## WHAT IS NEEDED:
Write out the whole of the material exactly.
begin WORKING DATA
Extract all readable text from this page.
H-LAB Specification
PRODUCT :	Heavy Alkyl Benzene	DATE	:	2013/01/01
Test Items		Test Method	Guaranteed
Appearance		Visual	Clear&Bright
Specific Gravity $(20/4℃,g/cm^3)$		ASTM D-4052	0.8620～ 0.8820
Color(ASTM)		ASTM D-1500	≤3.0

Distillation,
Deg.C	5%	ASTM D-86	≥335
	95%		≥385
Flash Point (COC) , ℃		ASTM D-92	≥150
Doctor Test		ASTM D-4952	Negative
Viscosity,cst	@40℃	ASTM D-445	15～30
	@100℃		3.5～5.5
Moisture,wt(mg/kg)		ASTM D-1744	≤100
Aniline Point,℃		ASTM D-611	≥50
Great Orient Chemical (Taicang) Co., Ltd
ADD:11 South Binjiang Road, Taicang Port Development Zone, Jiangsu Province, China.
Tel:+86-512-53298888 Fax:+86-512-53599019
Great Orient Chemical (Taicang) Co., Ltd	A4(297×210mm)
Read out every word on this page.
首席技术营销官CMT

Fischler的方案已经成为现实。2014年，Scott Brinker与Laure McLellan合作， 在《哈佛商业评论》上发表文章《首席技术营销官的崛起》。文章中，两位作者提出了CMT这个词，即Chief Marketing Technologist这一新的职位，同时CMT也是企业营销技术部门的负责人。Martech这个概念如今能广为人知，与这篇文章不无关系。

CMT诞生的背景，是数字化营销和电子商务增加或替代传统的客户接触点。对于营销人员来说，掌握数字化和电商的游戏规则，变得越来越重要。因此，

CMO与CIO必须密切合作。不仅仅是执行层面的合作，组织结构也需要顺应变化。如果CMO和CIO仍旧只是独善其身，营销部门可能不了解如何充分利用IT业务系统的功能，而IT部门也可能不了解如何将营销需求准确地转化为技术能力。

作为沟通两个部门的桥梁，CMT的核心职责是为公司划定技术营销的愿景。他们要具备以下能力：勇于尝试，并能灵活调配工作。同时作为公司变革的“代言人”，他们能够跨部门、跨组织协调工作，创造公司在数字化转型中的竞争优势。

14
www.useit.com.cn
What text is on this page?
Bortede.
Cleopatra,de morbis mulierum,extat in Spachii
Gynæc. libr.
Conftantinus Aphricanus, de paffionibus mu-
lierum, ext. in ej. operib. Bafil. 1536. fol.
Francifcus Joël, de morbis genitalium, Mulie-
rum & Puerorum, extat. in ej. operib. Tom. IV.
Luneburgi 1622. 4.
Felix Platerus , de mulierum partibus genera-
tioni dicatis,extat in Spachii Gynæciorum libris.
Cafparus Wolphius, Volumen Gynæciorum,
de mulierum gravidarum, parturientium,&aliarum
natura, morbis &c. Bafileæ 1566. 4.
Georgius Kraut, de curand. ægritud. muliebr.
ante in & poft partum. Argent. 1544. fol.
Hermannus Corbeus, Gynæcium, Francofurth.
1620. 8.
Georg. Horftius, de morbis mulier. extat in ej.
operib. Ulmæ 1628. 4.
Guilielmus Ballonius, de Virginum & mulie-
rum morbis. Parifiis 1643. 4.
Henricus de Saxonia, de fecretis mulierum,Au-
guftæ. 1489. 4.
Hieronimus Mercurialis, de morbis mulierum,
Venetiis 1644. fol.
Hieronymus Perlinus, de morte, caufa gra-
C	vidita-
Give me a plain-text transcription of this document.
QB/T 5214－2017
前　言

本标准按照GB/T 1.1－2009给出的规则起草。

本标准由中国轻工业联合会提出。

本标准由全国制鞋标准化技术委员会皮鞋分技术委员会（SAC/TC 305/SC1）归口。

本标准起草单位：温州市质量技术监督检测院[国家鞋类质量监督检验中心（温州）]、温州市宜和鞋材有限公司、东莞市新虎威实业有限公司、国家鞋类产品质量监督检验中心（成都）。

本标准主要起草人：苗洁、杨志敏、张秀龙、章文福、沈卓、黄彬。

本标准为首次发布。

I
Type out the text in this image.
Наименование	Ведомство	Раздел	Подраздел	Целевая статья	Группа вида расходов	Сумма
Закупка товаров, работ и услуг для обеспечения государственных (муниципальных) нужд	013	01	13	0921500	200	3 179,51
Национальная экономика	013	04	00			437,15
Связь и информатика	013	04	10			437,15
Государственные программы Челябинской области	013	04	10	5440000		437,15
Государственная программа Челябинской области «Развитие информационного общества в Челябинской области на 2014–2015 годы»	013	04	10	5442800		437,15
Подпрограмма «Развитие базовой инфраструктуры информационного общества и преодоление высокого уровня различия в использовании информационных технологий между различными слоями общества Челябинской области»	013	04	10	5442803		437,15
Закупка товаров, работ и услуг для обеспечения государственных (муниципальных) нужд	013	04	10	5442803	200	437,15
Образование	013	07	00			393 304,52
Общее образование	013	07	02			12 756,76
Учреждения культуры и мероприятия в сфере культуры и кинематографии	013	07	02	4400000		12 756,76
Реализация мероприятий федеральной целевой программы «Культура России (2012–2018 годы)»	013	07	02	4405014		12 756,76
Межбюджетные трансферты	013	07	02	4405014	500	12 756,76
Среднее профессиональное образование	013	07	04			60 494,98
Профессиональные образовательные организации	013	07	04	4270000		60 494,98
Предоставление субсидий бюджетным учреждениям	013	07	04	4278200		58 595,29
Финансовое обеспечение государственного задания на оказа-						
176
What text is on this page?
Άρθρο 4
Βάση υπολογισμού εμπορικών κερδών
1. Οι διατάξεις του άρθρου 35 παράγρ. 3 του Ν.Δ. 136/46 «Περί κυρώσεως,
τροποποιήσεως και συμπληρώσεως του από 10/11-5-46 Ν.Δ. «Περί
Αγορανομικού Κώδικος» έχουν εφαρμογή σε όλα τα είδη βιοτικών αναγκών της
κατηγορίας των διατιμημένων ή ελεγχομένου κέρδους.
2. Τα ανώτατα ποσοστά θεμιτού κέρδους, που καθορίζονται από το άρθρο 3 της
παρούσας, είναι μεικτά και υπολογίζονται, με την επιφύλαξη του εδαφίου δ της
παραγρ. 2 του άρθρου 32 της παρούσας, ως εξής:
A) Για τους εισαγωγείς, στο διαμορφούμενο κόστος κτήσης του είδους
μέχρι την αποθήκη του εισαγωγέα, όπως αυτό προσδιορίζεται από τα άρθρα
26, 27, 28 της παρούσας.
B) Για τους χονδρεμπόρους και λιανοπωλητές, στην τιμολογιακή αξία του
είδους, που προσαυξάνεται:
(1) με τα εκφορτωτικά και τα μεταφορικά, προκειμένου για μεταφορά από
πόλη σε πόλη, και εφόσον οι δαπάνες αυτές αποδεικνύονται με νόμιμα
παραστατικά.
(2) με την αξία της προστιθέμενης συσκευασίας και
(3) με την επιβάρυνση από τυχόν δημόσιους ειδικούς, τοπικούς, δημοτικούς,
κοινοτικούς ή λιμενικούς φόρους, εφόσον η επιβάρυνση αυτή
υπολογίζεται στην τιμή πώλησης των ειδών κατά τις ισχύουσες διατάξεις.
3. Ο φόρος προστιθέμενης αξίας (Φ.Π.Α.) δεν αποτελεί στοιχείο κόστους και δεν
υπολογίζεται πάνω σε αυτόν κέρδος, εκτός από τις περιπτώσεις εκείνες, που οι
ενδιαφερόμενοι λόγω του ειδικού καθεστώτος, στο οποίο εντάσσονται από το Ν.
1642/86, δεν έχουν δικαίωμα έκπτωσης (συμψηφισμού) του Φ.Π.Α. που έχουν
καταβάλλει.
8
end WORKING DATA
## FINAL RESULT:
Extract all readable text from this page.
H-LAB Specification
PRODUCT :	Heavy Alkyl Benzene	DATE	:	2013/01/01
Test Items		Test Method	Guaranteed
Appearance		Visual	Clear&Bright
Specific Gravity $(20/4℃,g/cm^3)$		ASTM D-4052	0.8620～ 0.8820
Color(ASTM)		ASTM D-1500	≤3.0

Distillation,
Deg.C	5%	ASTM D-86	≥335
	95%		≥385
Flash Point (COC) , ℃		ASTM D-92	≥150
Doctor Test		ASTM D-4952	Negative
Viscosity,cst	@40℃	ASTM D-445	15～30
	@100℃		3.5～5.5
Moisture,wt(mg/kg)		ASTM D-1744	≤100
Aniline Point,℃		ASTM D-611	≥50
Great Orient Chemical (Taicang) Co., Ltd
ADD:11 South Binjiang Road, Taicang Port Development Zone, Jiangsu Province, China.
Tel:+86-512-53298888 Fax:+86-512-53599019
Great Orient Chemical (Taicang) Co., Ltd	A4(297×210mm)
Read out every word on this page.
首席技术营销官CMT

Fischler的方案已经成为现实。2014年，Scott Brinker与Laure McLellan合作， 在《哈佛商业评论》上发表文章《首席技术营销官的崛起》。文章中，两位作者提出了CMT这个词，即Chief Marketing Technologist这一新的职位，同时CMT也是企业营销技术部门的负责人。Martech这个概念如今能广为人知，与这篇文章不无关系。

CMT诞生的背景，是数字化营销和电子商务增加或替代传统的客户接触点。对于营销人员来说，掌握数字化和电商的游戏规则，变得越来越重要。因此，

CMO与CIO必须密切合作。不仅仅是执行层面的合作，组织结构也需要顺应变化。如果CMO和CIO仍旧只是独善其身，营销部门可能不了解如何充分利用IT业务系统的功能，而IT部门也可能不了解如何将营销需求准确地转化为技术能力。

作为沟通两个部门的桥梁，CMT的核心职责是为公司划定技术营销的愿景。他们要具备以下能力：勇于尝试，并能灵活调配工作。同时作为公司变革的“代言人”，他们能够跨部门、跨组织协调工作，创造公司在数字化转型中的竞争优势。

14
www.useit.com.cn
What text is on this page?
Bortede.
Cleopatra,de morbis mulierum,extat in Spachii
Gynæc. libr.
Conftantinus Aphricanus, de paffionibus mu-
lierum, ext. in ej. operib. Bafil. 1536. fol.
Francifcus Joël, de morbis genitalium, Mulie-
rum & Puerorum, extat. in ej. operib. Tom. IV.
Luneburgi 1622. 4.
Felix Platerus , de mulierum partibus genera-
tioni dicatis,extat in Spachii Gynæciorum libris.
Cafparus Wolphius, Volumen Gynæciorum,
de mulierum gravidarum, parturientium,&aliarum
natura, morbis &c. Bafileæ 1566. 4.
Georgius Kraut, de curand. ægritud. muliebr.
ante in & poft partum. Argent. 1544. fol.
Hermannus Corbeus, Gynæcium, Francofurth.
1620. 8.
Georg. Horftius, de morbis mulier. extat in ej.
operib. Ulmæ 1628. 4.
Guilielmus Ballonius, de Virginum & mulie-
rum morbis. Parifiis 1643. 4.
Henricus de Saxonia, de fecretis mulierum,Au-
guftæ. 1489. 4.
Hieronimus Mercurialis, de morbis mulierum,
Venetiis 1644. fol.
Hieronymus Perlinus, de morte, caufa gra-
C	vidita-
Give me a plain-text transcription of this document.
QB/T 5214－2017
前　言

本标准按照GB/T 1.1－2009给出的规则起草。

本标准由中国轻工业联合会提出。

本标准由全国制鞋标准化技术委员会皮鞋分技术委员会（SAC/TC 305/SC1）归口。

本标准起草单位：温州市质量技术监督检测院[国家鞋类质量监督检验中心（温州）]、温州市宜和鞋材有限公司、东莞市新虎威实业有限公司、国家鞋类产品质量监督检验中心（成都）。

本标准主要起草人：苗洁、杨志敏、张秀龙、章文福、沈卓、黄彬。

本标准为首次发布。

I
Type out the text in this image.
Наименование	Ведомство	Раздел	Подраздел	Целевая статья	Группа вида расходов	Сумма
Закупка товаров, работ и услуг для обеспечения государственных (муниципальных) нужд	013	01	13	0921500	200	3 179,51
Национальная экономика	013	04	00			437,15
Связь и информатика	013	04	10			437,15
Государственные программы Челябинской области	013	04	10	5440000		437,15
Государственная программа Челябинской области «Развитие информационного общества в Челябинской области на 2014–2015 годы»	013	04	10	5442800		437,15
Подпрограмма «Развитие базовой инфраструктуры информационного общества и преодоление высокого уровня различия в использовании информационных технологий между различными слоями общества Челябинской области»	013	04	10	5442803		437,15
Закупка товаров, работ и услуг для обеспечения государственных (муниципальных) нужд	013	04	10	5442803	200	437,15
Образование	013	07	00			393 304,52
Общее образование	013	07	02			12 756,76
Учреждения культуры и мероприятия в сфере культуры и кинематографии	013	07	02	4400000		12 756,76
Реализация мероприятий федеральной целевой программы «Культура России (2012–2018 годы)»	013	07	02	4405014		12 756,76
Межбюджетные трансферты	013	07	02	4405014	500	12 756,76
Среднее профессиональное образование	013	07	04			60 494,98
Профессиональные образовательные организации	013	07	04	4270000		60 494,98
Предоставление субсидий бюджетным учреждениям	013	07	04	4278200		58 595,29
Финансовое обеспечение государственного задания на оказа-						
176
What text is on this page?
Άρθρο 4
Βάση υπολογισμού εμπορικών κερδών
1. Οι διατάξεις του άρθρου 35 παράγρ. 3 του Ν.Δ. 136/46 «Περί κυρώσεως,
τροποποιήσεως και συμπληρώσεως του από 10/11-5-46 Ν.Δ. «Περί
Αγορανομικού Κώδικος» έχουν εφαρμογή σε όλα τα είδη βιοτικών αναγκών της
κατηγορίας των διατιμημένων ή ελεγχομένου κέρδους.
2. Τα ανώτατα ποσοστά θεμιτού κέρδους, που καθορίζονται από το άρθρο 3 της
παρούσας, είναι μεικτά και υπολογίζονται, με την επιφύλαξη του εδαφίου δ της
παραγρ. 2 του άρθρου 32 της παρούσας, ως εξής:
A) Για τους εισαγωγείς, στο διαμορφούμενο κόστος κτήσης του είδους
μέχρι την αποθήκη του εισαγωγέα, όπως αυτό προσδιορίζεται από τα άρθρα
26, 27, 28 της παρούσας.
B) Για τους χονδρεμπόρους και λιανοπωλητές, στην τιμολογιακή αξία του
είδους, που προσαυξάνεται:
(1) με τα εκφορτωτικά και τα μεταφορικά, προκειμένου για μεταφορά από
πόλη σε πόλη, και εφόσον οι δαπάνες αυτές αποδεικνύονται με νόμιμα
παραστατικά.
(2) με την αξία της προστιθέμενης συσκευασίας και
(3) με την επιβάρυνση από τυχόν δημόσιους ειδικούς, τοπικούς, δημοτικούς,
κοινοτικούς ή λιμενικούς φόρους, εφόσον η επιβάρυνση αυτή
υπολογίζεται στην τιμή πώλησης των ειδών κατά τις ισχύουσες διατάξεις.
3. Ο φόρος προστιθέμενης αξίας (Φ.Π.Α.) δεν αποτελεί στοιχείο κόστους και δεν
υπολογίζεται πάνω σε αυτόν κέρδος, εκτός από τις περιπτώσεις εκείνες, που οι
ενδιαφερόμενοι λόγω του ειδικού καθεστώτος, στο οποίο εντάσσονται από το Ν.
1642/86, δεν έχουν δικαίωμα έκπτωσης (συμψηφισμού) του Φ.Π.Α. που έχουν
καταβάλλει.
8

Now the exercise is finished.